Excerpts from a figure dataset
------------
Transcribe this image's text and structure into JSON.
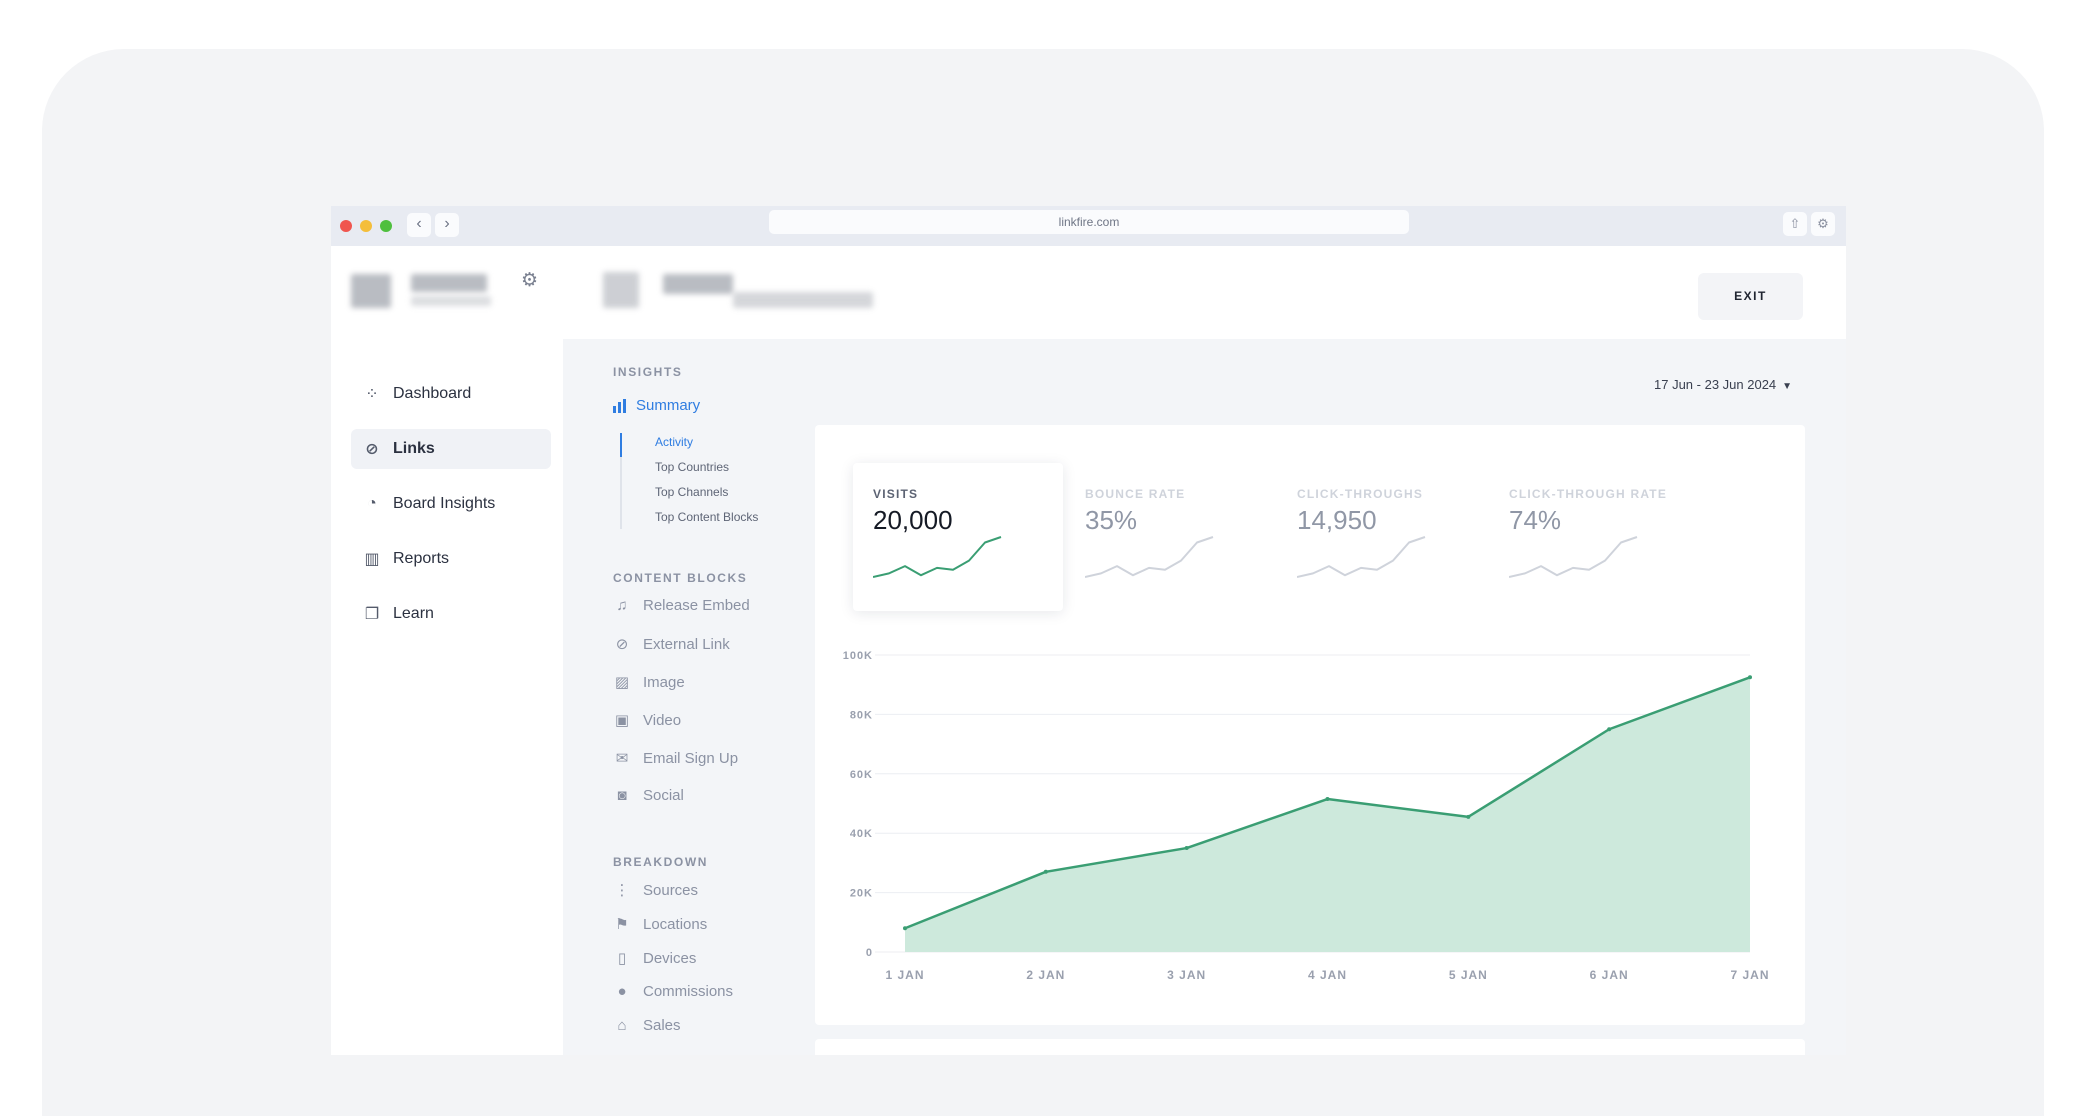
{
  "browser": {
    "url": "linkfire.com",
    "back_glyph": "‹",
    "forward_glyph": "›",
    "share_glyph": "⇧",
    "extensions_glyph": "⚙"
  },
  "header": {
    "exit_label": "EXIT",
    "gear_glyph": "⚙"
  },
  "leftnav": {
    "items": [
      {
        "label": "Dashboard",
        "icon": "grid-icon",
        "glyph": "⁘",
        "active": false
      },
      {
        "label": "Links",
        "icon": "link-icon",
        "glyph": "⊘",
        "active": true
      },
      {
        "label": "Board Insights",
        "icon": "pie-chart-icon",
        "glyph": "◔",
        "active": false
      },
      {
        "label": "Reports",
        "icon": "bar-chart-icon",
        "glyph": "▥",
        "active": false
      },
      {
        "label": "Learn",
        "icon": "book-icon",
        "glyph": "❐",
        "active": false
      }
    ]
  },
  "subnav": {
    "insights_title": "INSIGHTS",
    "summary_label": "Summary",
    "summary_links": [
      "Activity",
      "Top Countries",
      "Top Channels",
      "Top Content Blocks"
    ],
    "content_blocks_title": "CONTENT BLOCKS",
    "content_blocks": [
      {
        "label": "Release Embed",
        "icon": "music-note-icon",
        "glyph": "♫"
      },
      {
        "label": "External Link",
        "icon": "link-icon",
        "glyph": "⊘"
      },
      {
        "label": "Image",
        "icon": "image-icon",
        "glyph": "▨"
      },
      {
        "label": "Video",
        "icon": "video-icon",
        "glyph": "▣"
      },
      {
        "label": "Email Sign Up",
        "icon": "envelope-icon",
        "glyph": "✉"
      },
      {
        "label": "Social",
        "icon": "social-icon",
        "glyph": "◙"
      }
    ],
    "breakdown_title": "BREAKDOWN",
    "breakdown": [
      {
        "label": "Sources",
        "icon": "share-icon",
        "glyph": "⋮"
      },
      {
        "label": "Locations",
        "icon": "flag-icon",
        "glyph": "⚑"
      },
      {
        "label": "Devices",
        "icon": "device-icon",
        "glyph": "▯"
      },
      {
        "label": "Commissions",
        "icon": "coin-icon",
        "glyph": "●"
      },
      {
        "label": "Sales",
        "icon": "basket-icon",
        "glyph": "⌂"
      }
    ]
  },
  "date_range": {
    "label": "17 Jun - 23 Jun 2024",
    "caret": "▼"
  },
  "kpis": [
    {
      "label": "VISITS",
      "value": "20,000",
      "active": true
    },
    {
      "label": "BOUNCE RATE",
      "value": "35%",
      "active": false
    },
    {
      "label": "CLICK-THROUGHS",
      "value": "14,950",
      "active": false
    },
    {
      "label": "CLICK-THROUGH RATE",
      "value": "74%",
      "active": false
    }
  ],
  "sparkline": [
    6,
    8,
    12,
    7,
    11,
    10,
    15,
    25,
    28
  ],
  "colors": {
    "accent_blue": "#2f7de1",
    "chart_line": "#3a9e73",
    "chart_fill": "#cde9dc",
    "spark_inactive": "#cfd3db"
  },
  "chart_data": {
    "type": "area",
    "categories": [
      "1 JAN",
      "2 JAN",
      "3 JAN",
      "4 JAN",
      "5 JAN",
      "6 JAN",
      "7 JAN"
    ],
    "x": [
      0,
      1,
      2,
      3,
      4,
      5,
      6
    ],
    "values": [
      8000,
      27000,
      35000,
      51500,
      45500,
      75000,
      92500
    ],
    "y_ticks": [
      0,
      20000,
      40000,
      60000,
      80000,
      100000
    ],
    "y_tick_labels": [
      "0",
      "20K",
      "40K",
      "60K",
      "80K",
      "100K"
    ],
    "ylim": [
      0,
      100000
    ],
    "xlabel": "",
    "ylabel": "",
    "grid": true,
    "series": [
      {
        "values": [
          8000,
          27000,
          35000,
          51500,
          45500,
          75000,
          92500
        ]
      }
    ]
  }
}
------------
- **GOAL OF THE EXERCISE**
From the entries above, return each line with the word "CLICK" in it.

- **FINAL RESULT**
      "label": "CLICK-THROUGHS",
      "label": "CLICK-THROUGH RATE",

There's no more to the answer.